SET TASK
Using the listing below, copy every line that mentions "Temperature".

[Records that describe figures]
** start **
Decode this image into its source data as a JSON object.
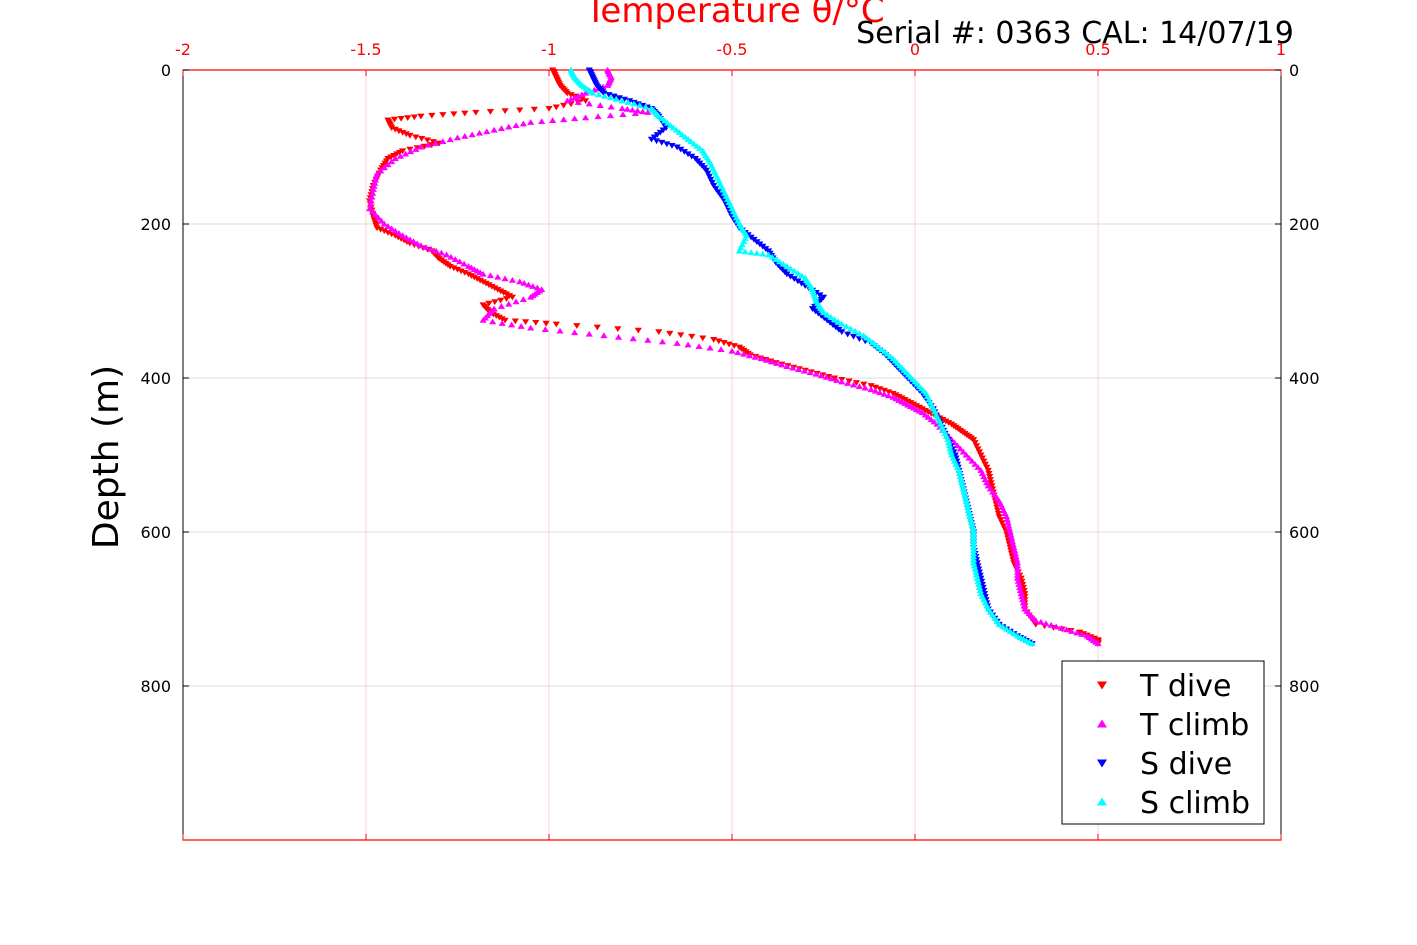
{
  "chart_data": {
    "type": "scatter",
    "title": "Temperature θ/°C",
    "subtitle": "Serial #: 0363  CAL: 14/07/19",
    "xlabel": "Temperature θ/°C",
    "ylabel": "Depth (m)",
    "xlim": [
      -2,
      1
    ],
    "ylim": [
      0,
      1000
    ],
    "y_reversed": true,
    "grid": true,
    "legend_position": "bottom-right",
    "x_ticks": [
      "-2",
      "-1.5",
      "-1",
      "-0.5",
      "0",
      "0.5",
      "1"
    ],
    "y_ticks": [
      "0",
      "200",
      "400",
      "600",
      "800"
    ],
    "colors": {
      "axis_top": "#ff0000",
      "grid_vertical": "#ffd0d0",
      "grid_horizontal": "#dcdcdc"
    },
    "series": [
      {
        "name": "T dive",
        "marker": "triangle-down",
        "color": "#ff0000",
        "points": [
          [
            -0.99,
            0
          ],
          [
            -0.98,
            10
          ],
          [
            -0.97,
            20
          ],
          [
            -0.95,
            30
          ],
          [
            -0.9,
            40
          ],
          [
            -1.0,
            50
          ],
          [
            -1.2,
            55
          ],
          [
            -1.35,
            60
          ],
          [
            -1.44,
            65
          ],
          [
            -1.43,
            75
          ],
          [
            -1.38,
            85
          ],
          [
            -1.3,
            95
          ],
          [
            -1.4,
            105
          ],
          [
            -1.44,
            115
          ],
          [
            -1.46,
            130
          ],
          [
            -1.48,
            150
          ],
          [
            -1.49,
            170
          ],
          [
            -1.48,
            190
          ],
          [
            -1.47,
            205
          ],
          [
            -1.42,
            215
          ],
          [
            -1.38,
            225
          ],
          [
            -1.32,
            235
          ],
          [
            -1.3,
            245
          ],
          [
            -1.27,
            255
          ],
          [
            -1.22,
            265
          ],
          [
            -1.18,
            275
          ],
          [
            -1.14,
            285
          ],
          [
            -1.1,
            295
          ],
          [
            -1.18,
            305
          ],
          [
            -1.16,
            315
          ],
          [
            -1.12,
            325
          ],
          [
            -0.98,
            330
          ],
          [
            -0.7,
            340
          ],
          [
            -0.55,
            350
          ],
          [
            -0.48,
            360
          ],
          [
            -0.45,
            370
          ],
          [
            -0.38,
            380
          ],
          [
            -0.3,
            390
          ],
          [
            -0.22,
            400
          ],
          [
            -0.12,
            410
          ],
          [
            -0.06,
            420
          ],
          [
            -0.02,
            430
          ],
          [
            0.02,
            440
          ],
          [
            0.06,
            450
          ],
          [
            0.1,
            460
          ],
          [
            0.13,
            470
          ],
          [
            0.16,
            480
          ],
          [
            0.18,
            500
          ],
          [
            0.2,
            520
          ],
          [
            0.21,
            540
          ],
          [
            0.22,
            560
          ],
          [
            0.23,
            580
          ],
          [
            0.25,
            600
          ],
          [
            0.26,
            620
          ],
          [
            0.27,
            640
          ],
          [
            0.29,
            660
          ],
          [
            0.3,
            680
          ],
          [
            0.3,
            700
          ],
          [
            0.33,
            720
          ],
          [
            0.45,
            730
          ],
          [
            0.5,
            740
          ],
          [
            0.5,
            745
          ]
        ]
      },
      {
        "name": "T climb",
        "marker": "triangle-up",
        "color": "#ff00ff",
        "points": [
          [
            -0.84,
            0
          ],
          [
            -0.83,
            10
          ],
          [
            -0.84,
            20
          ],
          [
            -0.9,
            30
          ],
          [
            -0.95,
            40
          ],
          [
            -0.8,
            50
          ],
          [
            -0.73,
            55
          ],
          [
            -0.9,
            62
          ],
          [
            -1.05,
            68
          ],
          [
            -1.15,
            78
          ],
          [
            -1.25,
            88
          ],
          [
            -1.35,
            100
          ],
          [
            -1.42,
            115
          ],
          [
            -1.47,
            135
          ],
          [
            -1.48,
            155
          ],
          [
            -1.49,
            180
          ],
          [
            -1.45,
            200
          ],
          [
            -1.4,
            215
          ],
          [
            -1.35,
            228
          ],
          [
            -1.28,
            240
          ],
          [
            -1.22,
            255
          ],
          [
            -1.18,
            265
          ],
          [
            -1.08,
            275
          ],
          [
            -1.02,
            285
          ],
          [
            -1.05,
            295
          ],
          [
            -1.15,
            310
          ],
          [
            -1.18,
            325
          ],
          [
            -1.05,
            335
          ],
          [
            -0.85,
            345
          ],
          [
            -0.65,
            355
          ],
          [
            -0.5,
            365
          ],
          [
            -0.42,
            375
          ],
          [
            -0.35,
            385
          ],
          [
            -0.27,
            395
          ],
          [
            -0.2,
            405
          ],
          [
            -0.12,
            415
          ],
          [
            -0.06,
            425
          ],
          [
            -0.02,
            435
          ],
          [
            0.02,
            445
          ],
          [
            0.06,
            460
          ],
          [
            0.1,
            480
          ],
          [
            0.14,
            500
          ],
          [
            0.18,
            520
          ],
          [
            0.2,
            540
          ],
          [
            0.23,
            560
          ],
          [
            0.25,
            580
          ],
          [
            0.26,
            600
          ],
          [
            0.27,
            620
          ],
          [
            0.28,
            640
          ],
          [
            0.28,
            660
          ],
          [
            0.29,
            680
          ],
          [
            0.3,
            700
          ],
          [
            0.33,
            715
          ],
          [
            0.4,
            725
          ],
          [
            0.47,
            735
          ],
          [
            0.5,
            745
          ]
        ]
      },
      {
        "name": "S dive",
        "marker": "triangle-down",
        "color": "#0000ff",
        "points": [
          [
            -0.89,
            0
          ],
          [
            -0.88,
            10
          ],
          [
            -0.87,
            20
          ],
          [
            -0.85,
            30
          ],
          [
            -0.78,
            40
          ],
          [
            -0.72,
            50
          ],
          [
            -0.7,
            60
          ],
          [
            -0.68,
            75
          ],
          [
            -0.72,
            90
          ],
          [
            -0.65,
            100
          ],
          [
            -0.6,
            115
          ],
          [
            -0.57,
            130
          ],
          [
            -0.55,
            150
          ],
          [
            -0.52,
            170
          ],
          [
            -0.5,
            190
          ],
          [
            -0.48,
            205
          ],
          [
            -0.44,
            220
          ],
          [
            -0.4,
            235
          ],
          [
            -0.38,
            250
          ],
          [
            -0.35,
            265
          ],
          [
            -0.3,
            280
          ],
          [
            -0.25,
            295
          ],
          [
            -0.28,
            310
          ],
          [
            -0.24,
            325
          ],
          [
            -0.2,
            340
          ],
          [
            -0.12,
            355
          ],
          [
            -0.08,
            370
          ],
          [
            -0.05,
            385
          ],
          [
            -0.02,
            400
          ],
          [
            0.02,
            420
          ],
          [
            0.05,
            440
          ],
          [
            0.07,
            460
          ],
          [
            0.09,
            480
          ],
          [
            0.11,
            500
          ],
          [
            0.12,
            520
          ],
          [
            0.13,
            540
          ],
          [
            0.14,
            560
          ],
          [
            0.15,
            580
          ],
          [
            0.16,
            600
          ],
          [
            0.16,
            620
          ],
          [
            0.17,
            640
          ],
          [
            0.18,
            660
          ],
          [
            0.19,
            680
          ],
          [
            0.2,
            700
          ],
          [
            0.23,
            720
          ],
          [
            0.28,
            735
          ],
          [
            0.32,
            745
          ]
        ]
      },
      {
        "name": "S climb",
        "marker": "triangle-up",
        "color": "#00ffff",
        "points": [
          [
            -0.94,
            0
          ],
          [
            -0.93,
            10
          ],
          [
            -0.91,
            20
          ],
          [
            -0.88,
            30
          ],
          [
            -0.8,
            40
          ],
          [
            -0.72,
            50
          ],
          [
            -0.7,
            60
          ],
          [
            -0.66,
            75
          ],
          [
            -0.62,
            90
          ],
          [
            -0.58,
            105
          ],
          [
            -0.56,
            120
          ],
          [
            -0.54,
            140
          ],
          [
            -0.52,
            160
          ],
          [
            -0.5,
            180
          ],
          [
            -0.48,
            200
          ],
          [
            -0.46,
            215
          ],
          [
            -0.48,
            235
          ],
          [
            -0.4,
            240
          ],
          [
            -0.35,
            255
          ],
          [
            -0.3,
            270
          ],
          [
            -0.28,
            285
          ],
          [
            -0.27,
            300
          ],
          [
            -0.25,
            315
          ],
          [
            -0.2,
            330
          ],
          [
            -0.14,
            345
          ],
          [
            -0.1,
            360
          ],
          [
            -0.06,
            375
          ],
          [
            -0.03,
            390
          ],
          [
            0.0,
            405
          ],
          [
            0.03,
            420
          ],
          [
            0.05,
            440
          ],
          [
            0.07,
            460
          ],
          [
            0.09,
            480
          ],
          [
            0.1,
            500
          ],
          [
            0.12,
            520
          ],
          [
            0.13,
            540
          ],
          [
            0.14,
            560
          ],
          [
            0.15,
            580
          ],
          [
            0.16,
            600
          ],
          [
            0.16,
            620
          ],
          [
            0.16,
            640
          ],
          [
            0.17,
            660
          ],
          [
            0.18,
            680
          ],
          [
            0.2,
            700
          ],
          [
            0.23,
            720
          ],
          [
            0.28,
            735
          ],
          [
            0.32,
            745
          ]
        ]
      }
    ]
  }
}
** end **
ANSWER FOR THIS EXERCISE
    "title": "Temperature θ/°C",
    "xlabel": "Temperature θ/°C",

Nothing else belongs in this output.